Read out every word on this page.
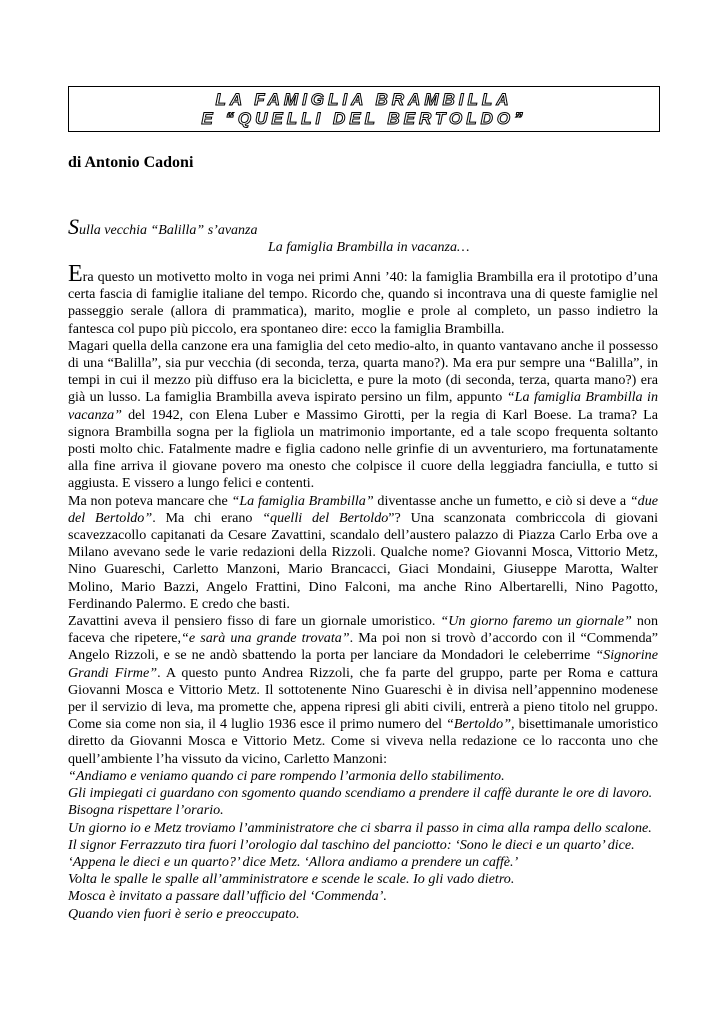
LA FAMIGLIA BRAMBILLA
E “QUELLI DEL BERTOLDO”
di Antonio Cadoni
Sulla vecchia “Balilla” s’avanza
La famiglia Brambilla in vacanza…

Era questo un motivetto molto in voga nei primi Anni ’40: la famiglia Brambilla era il prototipo d’una certa fascia di famiglie italiane del tempo. Ricordo che, quando si incontrava una di queste famiglie nel passeggio serale (allora di prammatica), marito, moglie e prole al completo, un passo indietro la fantesca col pupo più piccolo, era spontaneo dire: ecco la famiglia Brambilla.

Magari quella della canzone era una famiglia del ceto medio-alto, in quanto vantavano anche il possesso di una “Balilla”, sia pur vecchia (di seconda, terza, quarta mano?). Ma era pur sempre una “Balilla”, in tempi in cui il mezzo più diffuso era la bicicletta, e pure la moto (di seconda, terza, quarta mano?) era già un lusso. La famiglia Brambilla aveva ispirato persino un film, appunto “La famiglia Brambilla in vacanza” del 1942, con Elena Luber e Massimo Girotti, per la regia di Karl Boese. La trama? La signora Brambilla sogna per la figliola un matrimonio importante, ed a tale scopo frequenta soltanto posti molto chic. Fatalmente madre e figlia cadono nelle grinfie di un avventuriero, ma fortunatamente alla fine arriva il giovane povero ma onesto che colpisce il cuore della leggiadra fanciulla, e tutto si aggiusta. E vissero a lungo felici e contenti.

Ma non poteva mancare che “La famiglia Brambilla” diventasse anche un fumetto, e ciò si deve a “due del Bertoldo”. Ma chi erano “quelli del Bertoldo”? Una scanzonata combriccola di giovani scavezzacollo capitanati da Cesare Zavattini, scandalo dell’austero palazzo di Piazza Carlo Erba ove a Milano avevano sede le varie redazioni della Rizzoli. Qualche nome? Giovanni Mosca, Vittorio Metz, Nino Guareschi, Carletto Manzoni, Mario Brancacci, Giaci Mondaini, Giuseppe Marotta, Walter Molino, Mario Bazzi, Angelo Frattini, Dino Falconi, ma anche Rino Albertarelli, Nino Pagotto, Ferdinando Palermo. E credo che basti.

Zavattini aveva il pensiero fisso di fare un giornale umoristico. “Un giorno faremo un giornale” non faceva che ripetere,“e sarà una grande trovata”. Ma poi non si trovò d’accordo con il “Commenda” Angelo Rizzoli, e se ne andò sbattendo la porta per lanciare da Mondadori le celeberrime “Signorine Grandi Firme”. A questo punto Andrea Rizzoli, che fa parte del gruppo, parte per Roma e cattura Giovanni Mosca e Vittorio Metz. Il sottotenente Nino Guareschi è in divisa nell’appennino modenese per il servizio di leva, ma promette che, appena ripresi gli abiti civili, entrerà a pieno titolo nel gruppo. Come sia come non sia, il 4 luglio 1936 esce il primo numero del “Bertoldo”, bisettimanale umoristico diretto da Giovanni Mosca e Vittorio Metz. Come si viveva nella redazione ce lo racconta uno che quell’ambiente l’ha vissuto da vicino, Carletto Manzoni:

“Andiamo e veniamo quando ci pare rompendo l’armonia dello stabilimento.

Gli impiegati ci guardano con sgomento quando scendiamo a prendere il caffè durante le ore di lavoro.

Bisogna rispettare l’orario.

Un giorno io e Metz troviamo l’amministratore che ci sbarra il passo in cima alla rampa dello scalone.

Il signor Ferrazzuto tira fuori l’orologio dal taschino del panciotto: ‘Sono le dieci e un quarto’ dice.

‘Appena le dieci e un quarto?’ dice Metz. ‘Allora andiamo a prendere un caffè.’

Volta le spalle le spalle all’amministratore e scende le scale. Io gli vado dietro.

Mosca è invitato a passare dall’ufficio del ‘Commenda’.

Quando vien fuori è serio e preoccupato.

= = = = =

TASK
Pictures in the records above should not be copied. Repeat everything else exactly.

RESULT BELOW
Read out every word on this page.
LA FAMIGLIA BRAMBILLA
E “QUELLI DEL BERTOLDO”
di Antonio Cadoni
Sulla vecchia “Balilla” s’avanza
La famiglia Brambilla in vacanza…

Era questo un motivetto molto in voga nei primi Anni ’40: la famiglia Brambilla era il prototipo d’una certa fascia di famiglie italiane del tempo. Ricordo che, quando si incontrava una di queste famiglie nel passeggio serale (allora di prammatica), marito, moglie e prole al completo, un passo indietro la fantesca col pupo più piccolo, era spontaneo dire: ecco la famiglia Brambilla.

Magari quella della canzone era una famiglia del ceto medio-alto, in quanto vantavano anche il possesso di una “Balilla”, sia pur vecchia (di seconda, terza, quarta mano?). Ma era pur sempre una “Balilla”, in tempi in cui il mezzo più diffuso era la bicicletta, e pure la moto (di seconda, terza, quarta mano?) era già un lusso. La famiglia Brambilla aveva ispirato persino un film, appunto “La famiglia Brambilla in vacanza” del 1942, con Elena Luber e Massimo Girotti, per la regia di Karl Boese. La trama? La signora Brambilla sogna per la figliola un matrimonio importante, ed a tale scopo frequenta soltanto posti molto chic. Fatalmente madre e figlia cadono nelle grinfie di un avventuriero, ma fortunatamente alla fine arriva il giovane povero ma onesto che colpisce il cuore della leggiadra fanciulla, e tutto si aggiusta. E vissero a lungo felici e contenti.

Ma non poteva mancare che “La famiglia Brambilla” diventasse anche un fumetto, e ciò si deve a “due del Bertoldo”. Ma chi erano “quelli del Bertoldo”? Una scanzonata combriccola di giovani scavezzacollo capitanati da Cesare Zavattini, scandalo dell’austero palazzo di Piazza Carlo Erba ove a Milano avevano sede le varie redazioni della Rizzoli. Qualche nome? Giovanni Mosca, Vittorio Metz, Nino Guareschi, Carletto Manzoni, Mario Brancacci, Giaci Mondaini, Giuseppe Marotta, Walter Molino, Mario Bazzi, Angelo Frattini, Dino Falconi, ma anche Rino Albertarelli, Nino Pagotto, Ferdinando Palermo. E credo che basti.

Zavattini aveva il pensiero fisso di fare un giornale umoristico. “Un giorno faremo un giornale” non faceva che ripetere,“e sarà una grande trovata”. Ma poi non si trovò d’accordo con il “Commenda” Angelo Rizzoli, e se ne andò sbattendo la porta per lanciare da Mondadori le celeberrime “Signorine Grandi Firme”. A questo punto Andrea Rizzoli, che fa parte del gruppo, parte per Roma e cattura Giovanni Mosca e Vittorio Metz. Il sottotenente Nino Guareschi è in divisa nell’appennino modenese per il servizio di leva, ma promette che, appena ripresi gli abiti civili, entrerà a pieno titolo nel gruppo. Come sia come non sia, il 4 luglio 1936 esce il primo numero del “Bertoldo”, bisettimanale umoristico diretto da Giovanni Mosca e Vittorio Metz. Come si viveva nella redazione ce lo racconta uno che quell’ambiente l’ha vissuto da vicino, Carletto Manzoni:

“Andiamo e veniamo quando ci pare rompendo l’armonia dello stabilimento.

Gli impiegati ci guardano con sgomento quando scendiamo a prendere il caffè durante le ore di lavoro.

Bisogna rispettare l’orario.

Un giorno io e Metz troviamo l’amministratore che ci sbarra il passo in cima alla rampa dello scalone.

Il signor Ferrazzuto tira fuori l’orologio dal taschino del panciotto: ‘Sono le dieci e un quarto’ dice.

‘Appena le dieci e un quarto?’ dice Metz. ‘Allora andiamo a prendere un caffè.’

Volta le spalle le spalle all’amministratore e scende le scale. Io gli vado dietro.

Mosca è invitato a passare dall’ufficio del ‘Commenda’.

Quando vien fuori è serio e preoccupato.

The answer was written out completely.